What you need to do:
Count lines holding the word "Level". Only the number is wanted.

Records for processing:
________________
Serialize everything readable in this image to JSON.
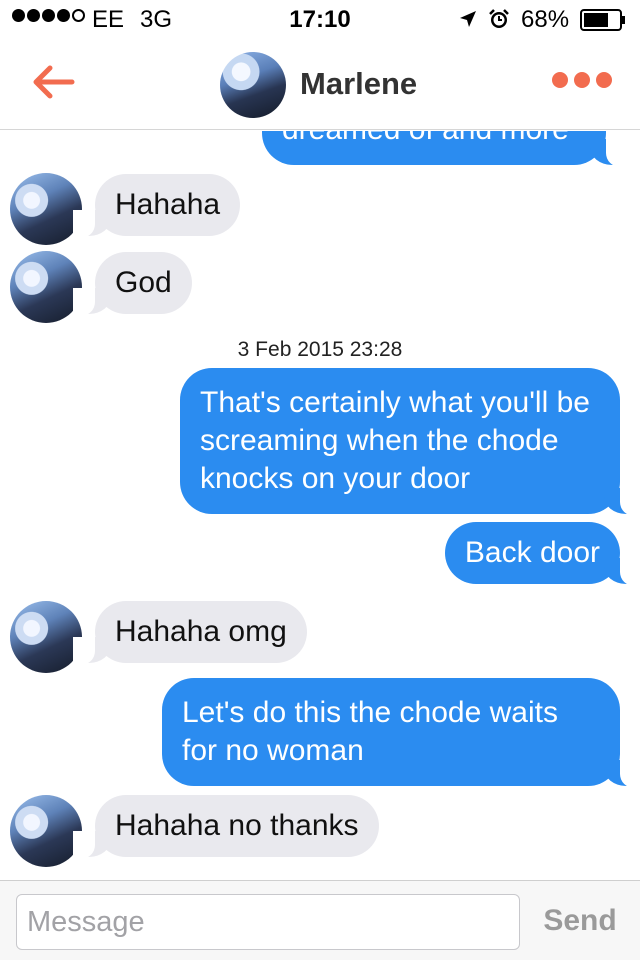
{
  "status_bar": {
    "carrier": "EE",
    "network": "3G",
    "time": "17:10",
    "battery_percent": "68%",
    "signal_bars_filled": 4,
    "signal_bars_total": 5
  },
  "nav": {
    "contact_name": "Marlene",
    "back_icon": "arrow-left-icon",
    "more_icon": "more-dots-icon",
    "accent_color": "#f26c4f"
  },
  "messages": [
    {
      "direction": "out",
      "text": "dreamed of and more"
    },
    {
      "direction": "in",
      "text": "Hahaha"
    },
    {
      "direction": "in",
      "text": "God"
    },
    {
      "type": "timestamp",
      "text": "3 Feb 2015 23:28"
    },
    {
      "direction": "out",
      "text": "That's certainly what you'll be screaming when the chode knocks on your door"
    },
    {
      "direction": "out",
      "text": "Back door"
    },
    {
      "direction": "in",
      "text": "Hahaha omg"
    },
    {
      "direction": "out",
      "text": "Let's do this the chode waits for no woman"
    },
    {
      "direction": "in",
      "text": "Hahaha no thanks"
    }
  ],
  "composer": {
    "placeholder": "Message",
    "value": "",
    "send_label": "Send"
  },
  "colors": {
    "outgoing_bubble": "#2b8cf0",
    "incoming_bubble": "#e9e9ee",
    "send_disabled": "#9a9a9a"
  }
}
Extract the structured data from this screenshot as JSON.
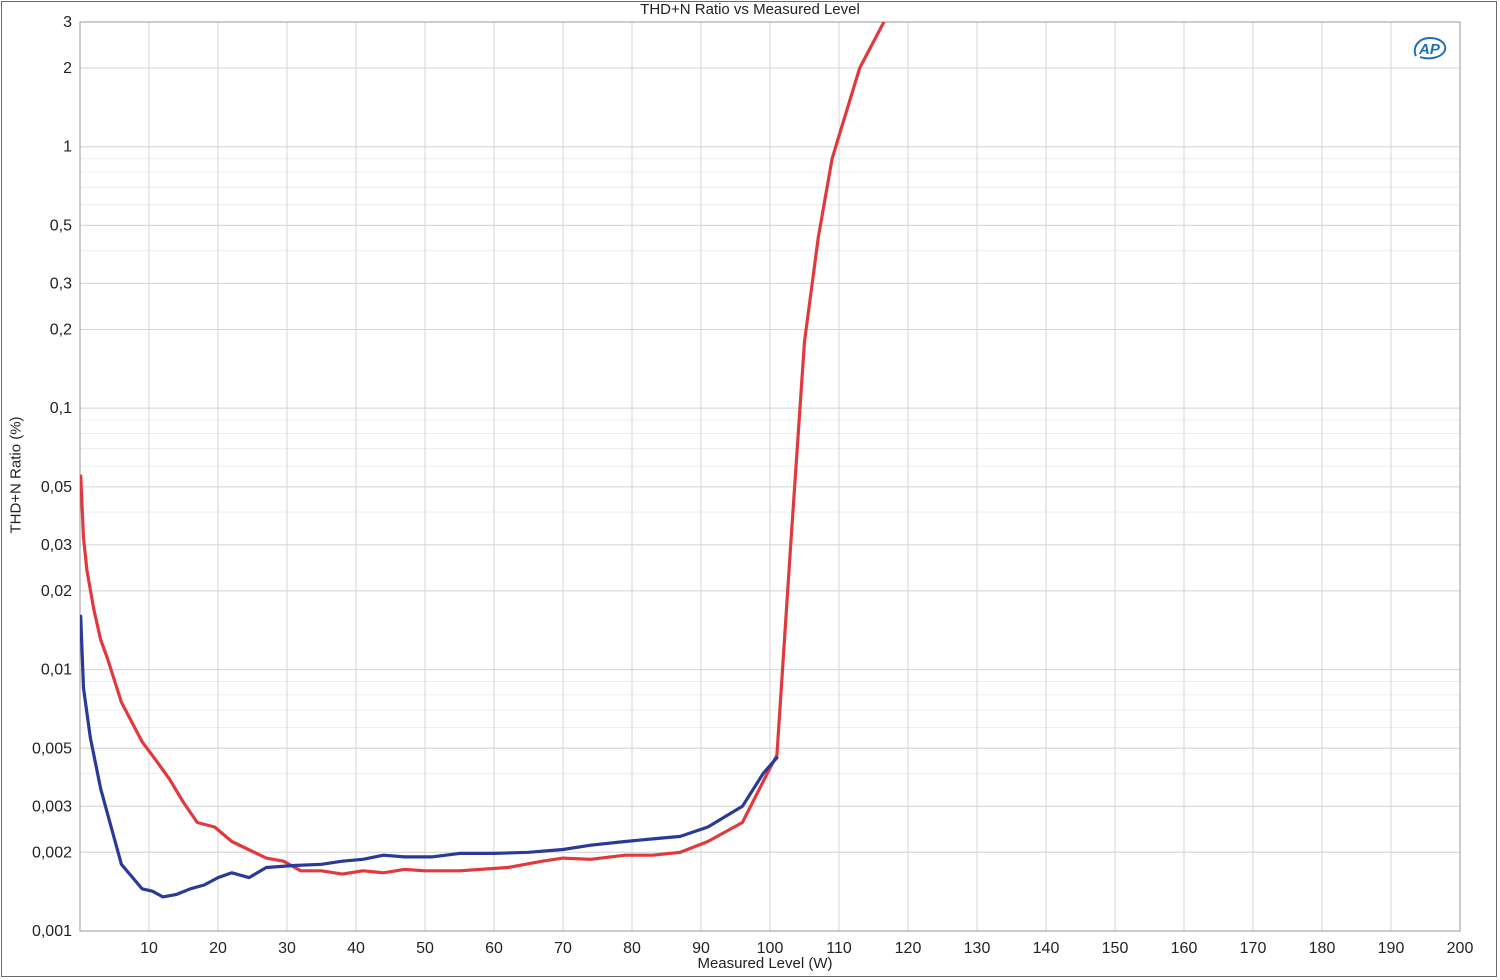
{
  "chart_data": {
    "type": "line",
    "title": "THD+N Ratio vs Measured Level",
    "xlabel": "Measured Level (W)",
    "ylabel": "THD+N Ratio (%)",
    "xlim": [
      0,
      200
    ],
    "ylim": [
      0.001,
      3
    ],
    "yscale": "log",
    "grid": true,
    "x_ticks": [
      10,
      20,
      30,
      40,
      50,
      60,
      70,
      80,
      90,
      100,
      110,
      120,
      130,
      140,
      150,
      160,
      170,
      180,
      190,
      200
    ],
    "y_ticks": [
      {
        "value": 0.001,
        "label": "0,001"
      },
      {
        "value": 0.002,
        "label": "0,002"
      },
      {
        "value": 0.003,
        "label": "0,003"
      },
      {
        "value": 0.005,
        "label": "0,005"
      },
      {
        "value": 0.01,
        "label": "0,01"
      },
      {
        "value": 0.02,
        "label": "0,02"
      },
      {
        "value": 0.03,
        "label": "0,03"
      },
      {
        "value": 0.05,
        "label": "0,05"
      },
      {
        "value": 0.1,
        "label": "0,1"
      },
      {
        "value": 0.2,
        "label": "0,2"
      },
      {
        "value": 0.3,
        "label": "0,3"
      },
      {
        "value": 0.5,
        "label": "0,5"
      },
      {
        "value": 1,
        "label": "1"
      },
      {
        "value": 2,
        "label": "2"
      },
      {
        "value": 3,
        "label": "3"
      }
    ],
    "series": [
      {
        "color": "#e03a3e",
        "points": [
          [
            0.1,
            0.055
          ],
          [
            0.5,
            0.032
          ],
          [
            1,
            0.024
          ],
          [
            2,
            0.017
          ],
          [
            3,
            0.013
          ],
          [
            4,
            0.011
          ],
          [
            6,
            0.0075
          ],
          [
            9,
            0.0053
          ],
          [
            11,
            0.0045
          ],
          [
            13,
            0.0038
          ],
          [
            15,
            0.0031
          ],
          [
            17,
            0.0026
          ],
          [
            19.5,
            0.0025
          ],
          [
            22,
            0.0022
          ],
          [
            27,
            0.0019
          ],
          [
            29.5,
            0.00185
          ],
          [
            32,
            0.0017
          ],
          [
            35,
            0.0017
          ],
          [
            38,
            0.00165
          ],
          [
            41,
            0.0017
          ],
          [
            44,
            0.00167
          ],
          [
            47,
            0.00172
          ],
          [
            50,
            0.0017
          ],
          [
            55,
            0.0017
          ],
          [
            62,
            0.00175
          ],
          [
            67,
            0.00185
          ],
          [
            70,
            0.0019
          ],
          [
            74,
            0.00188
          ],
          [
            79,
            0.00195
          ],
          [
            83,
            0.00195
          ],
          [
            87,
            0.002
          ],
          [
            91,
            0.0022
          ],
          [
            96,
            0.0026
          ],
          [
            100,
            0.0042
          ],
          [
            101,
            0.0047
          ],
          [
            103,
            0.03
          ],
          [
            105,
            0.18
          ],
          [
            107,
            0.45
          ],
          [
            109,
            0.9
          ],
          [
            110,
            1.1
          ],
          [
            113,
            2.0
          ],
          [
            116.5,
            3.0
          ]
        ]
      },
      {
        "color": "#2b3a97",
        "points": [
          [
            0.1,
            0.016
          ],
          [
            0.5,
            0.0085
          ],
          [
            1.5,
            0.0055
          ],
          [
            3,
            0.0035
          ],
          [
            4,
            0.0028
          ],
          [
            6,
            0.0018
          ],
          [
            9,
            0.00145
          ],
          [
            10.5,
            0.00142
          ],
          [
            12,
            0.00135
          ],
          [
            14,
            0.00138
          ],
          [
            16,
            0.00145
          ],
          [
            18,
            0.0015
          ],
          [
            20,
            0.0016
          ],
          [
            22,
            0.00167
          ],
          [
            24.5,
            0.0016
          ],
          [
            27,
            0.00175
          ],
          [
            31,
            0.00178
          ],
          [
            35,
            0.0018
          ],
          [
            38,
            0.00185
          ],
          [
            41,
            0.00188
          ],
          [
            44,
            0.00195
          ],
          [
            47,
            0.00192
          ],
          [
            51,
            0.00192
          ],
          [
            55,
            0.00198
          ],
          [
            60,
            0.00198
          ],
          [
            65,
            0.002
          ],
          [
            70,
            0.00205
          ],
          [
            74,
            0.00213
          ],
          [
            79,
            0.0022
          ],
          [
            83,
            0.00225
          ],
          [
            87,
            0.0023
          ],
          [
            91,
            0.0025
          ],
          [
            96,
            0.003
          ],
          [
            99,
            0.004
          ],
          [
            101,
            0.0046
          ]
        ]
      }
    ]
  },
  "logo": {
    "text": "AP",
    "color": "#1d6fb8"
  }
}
________________
Solution:
2